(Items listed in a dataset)
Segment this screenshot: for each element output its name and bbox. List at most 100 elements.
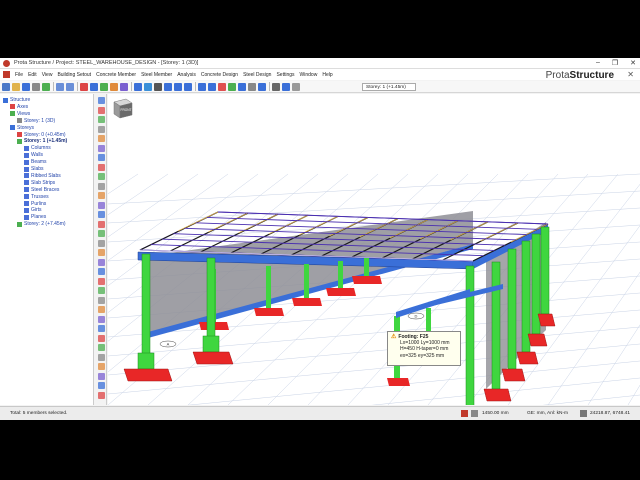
tool-button[interactable] bbox=[98, 106, 105, 114]
steel-beam-icon[interactable] bbox=[144, 82, 152, 91]
tool-button[interactable] bbox=[98, 154, 105, 161]
beam-icon[interactable] bbox=[110, 82, 118, 91]
tree-item[interactable]: Girts bbox=[24, 207, 42, 213]
table-icon[interactable] bbox=[248, 82, 256, 91]
purlin-icon[interactable] bbox=[174, 82, 182, 91]
analysis-icon[interactable] bbox=[198, 82, 206, 91]
tree-item[interactable]: Axes bbox=[10, 104, 28, 110]
redo-icon[interactable] bbox=[66, 82, 74, 91]
grid-icon[interactable] bbox=[258, 82, 266, 91]
tool-button[interactable] bbox=[98, 353, 105, 361]
tool-button[interactable] bbox=[98, 116, 105, 123]
wall-icon[interactable] bbox=[100, 82, 108, 91]
maximize-button[interactable]: ❐ bbox=[612, 59, 618, 67]
menu-view[interactable]: View bbox=[42, 72, 53, 78]
tree-item[interactable]: Beams bbox=[24, 159, 47, 165]
menu-window[interactable]: Window bbox=[300, 72, 318, 78]
design-icon[interactable] bbox=[208, 82, 216, 91]
tree-item[interactable]: Storey: 1 (3D) bbox=[17, 118, 55, 124]
menu-analysis[interactable]: Analysis bbox=[177, 72, 196, 78]
tool-button[interactable] bbox=[98, 135, 105, 142]
tree-item[interactable]: Trusses bbox=[24, 194, 49, 200]
new-file-icon[interactable] bbox=[2, 82, 10, 91]
dropdown-arrow-icon[interactable] bbox=[292, 82, 300, 91]
close-button[interactable]: ✕ bbox=[630, 59, 636, 67]
model-canvas[interactable]: ABCD bbox=[108, 94, 640, 405]
tree-item[interactable]: Steel Braces bbox=[24, 187, 59, 193]
tool-button[interactable] bbox=[98, 315, 105, 323]
tree-item[interactable]: Storey: 2 (+7.45m) bbox=[17, 221, 66, 227]
column-icon[interactable] bbox=[90, 82, 98, 91]
tree-item[interactable]: Planes bbox=[24, 214, 46, 220]
menu-settings[interactable]: Settings bbox=[276, 72, 294, 78]
tool-button[interactable] bbox=[98, 382, 105, 389]
tool-button[interactable] bbox=[98, 211, 105, 218]
tree-item[interactable]: Purlins bbox=[24, 201, 46, 207]
undo-icon[interactable] bbox=[56, 82, 64, 91]
snap-icon[interactable] bbox=[461, 410, 468, 417]
3d-viewport[interactable]: ABCD FRONT ⚠Footing: F25 Lx=1000 Ly=1000… bbox=[108, 94, 640, 405]
menu-concrete-design[interactable]: Concrete Design bbox=[201, 72, 238, 78]
tree-item[interactable]: Ribbed Slabs bbox=[24, 173, 61, 179]
view-icon[interactable] bbox=[272, 82, 280, 91]
brace-icon[interactable] bbox=[164, 82, 172, 91]
slab-icon[interactable] bbox=[120, 82, 128, 91]
tool-button[interactable] bbox=[98, 173, 105, 180]
report-icon[interactable] bbox=[42, 82, 50, 91]
steel-column-icon[interactable] bbox=[134, 82, 142, 91]
truss-icon[interactable] bbox=[154, 82, 162, 91]
tool-button[interactable] bbox=[98, 391, 105, 399]
menu-help[interactable]: Help bbox=[322, 72, 332, 78]
tool-button[interactable] bbox=[98, 97, 105, 104]
menu-steel-member[interactable]: Steel Member bbox=[141, 72, 172, 78]
tree-item[interactable]: Walls bbox=[24, 152, 43, 158]
menu-steel-design[interactable]: Steel Design bbox=[243, 72, 271, 78]
tool-button[interactable] bbox=[98, 363, 105, 370]
tree-item[interactable]: Storey: 0 (+0.45m) bbox=[17, 132, 66, 138]
menu-edit[interactable]: Edit bbox=[28, 72, 37, 78]
layers-icon[interactable] bbox=[282, 82, 290, 91]
results-icon[interactable] bbox=[228, 82, 236, 91]
save-icon[interactable] bbox=[22, 82, 30, 91]
tree-item[interactable]: Structure bbox=[3, 97, 30, 103]
tool-button[interactable] bbox=[98, 258, 105, 266]
tree-item[interactable]: Storeys bbox=[10, 125, 34, 131]
tool-button[interactable] bbox=[98, 201, 105, 209]
storey-selector[interactable]: Storey: 1 (+1.45m) bbox=[362, 83, 416, 91]
tool-button[interactable] bbox=[98, 268, 105, 275]
tree-item[interactable]: Columns bbox=[24, 145, 51, 151]
minimize-button[interactable]: – bbox=[596, 59, 600, 67]
tool-button[interactable] bbox=[98, 325, 105, 332]
print-icon[interactable] bbox=[32, 82, 40, 91]
tree-item[interactable]: Slab Strips bbox=[24, 180, 55, 186]
tool-button[interactable] bbox=[98, 372, 105, 380]
check-icon[interactable] bbox=[218, 82, 226, 91]
tool-button[interactable] bbox=[98, 239, 105, 247]
axis-icon[interactable] bbox=[80, 82, 88, 91]
ruler-icon[interactable] bbox=[471, 410, 478, 417]
tool-button[interactable] bbox=[98, 249, 105, 256]
drawing-icon[interactable] bbox=[238, 82, 246, 91]
tool-button[interactable] bbox=[98, 334, 105, 342]
tree-item[interactable]: Slabs bbox=[24, 166, 44, 172]
tool-button[interactable] bbox=[98, 182, 105, 190]
menu-concrete-member[interactable]: Concrete Member bbox=[96, 72, 136, 78]
tool-button[interactable] bbox=[98, 230, 105, 237]
menu-building-setout[interactable]: Building Setout bbox=[57, 72, 91, 78]
tool-button[interactable] bbox=[98, 125, 105, 133]
view-cube[interactable]: FRONT bbox=[108, 94, 134, 120]
girt-icon[interactable] bbox=[184, 82, 192, 91]
close-document-button[interactable]: ✕ bbox=[627, 70, 634, 79]
menu-file[interactable]: File bbox=[15, 72, 23, 78]
tool-button[interactable] bbox=[98, 277, 105, 285]
tool-button[interactable] bbox=[98, 296, 105, 304]
tool-button[interactable] bbox=[98, 192, 105, 199]
tree-item[interactable]: Views bbox=[10, 111, 30, 117]
tree-item[interactable]: Storey: 1 (+1.45m) bbox=[17, 138, 67, 144]
tool-button[interactable] bbox=[98, 163, 105, 171]
tool-button[interactable] bbox=[98, 287, 105, 294]
tool-button[interactable] bbox=[98, 344, 105, 351]
tool-button[interactable] bbox=[98, 220, 105, 228]
tool-button[interactable] bbox=[98, 144, 105, 152]
tool-button[interactable] bbox=[98, 306, 105, 313]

# Required work
Recast the rows above, from the line containing "tool-button[interactable] bbox=[98, 106, 105, 114]" through the line containing "tree-item[interactable]: Beams bbox=[24, 159, 47, 165]", both ends included, as a numbered list with blank lines omitted.

# Written response
1. tool-button[interactable] bbox=[98, 106, 105, 114]
2. steel-beam-icon[interactable] bbox=[144, 82, 152, 91]
3. tool-button[interactable] bbox=[98, 154, 105, 161]
4. beam-icon[interactable] bbox=[110, 82, 118, 91]
5. tree-item[interactable]: Girts bbox=[24, 207, 42, 213]
6. table-icon[interactable] bbox=[248, 82, 256, 91]
7. purlin-icon[interactable] bbox=[174, 82, 182, 91]
8. analysis-icon[interactable] bbox=[198, 82, 206, 91]
9. tree-item[interactable]: Axes bbox=[10, 104, 28, 110]
10. redo-icon[interactable] bbox=[66, 82, 74, 91]
11. grid-icon[interactable] bbox=[258, 82, 266, 91]
12. tool-button[interactable] bbox=[98, 353, 105, 361]
13. tool-button[interactable] bbox=[98, 116, 105, 123]
14. wall-icon[interactable] bbox=[100, 82, 108, 91]
15. maximize-button[interactable]: ❐ bbox=[612, 59, 618, 67]
16. menu-view[interactable]: View bbox=[42, 72, 53, 78]
17. tree-item[interactable]: Beams bbox=[24, 159, 47, 165]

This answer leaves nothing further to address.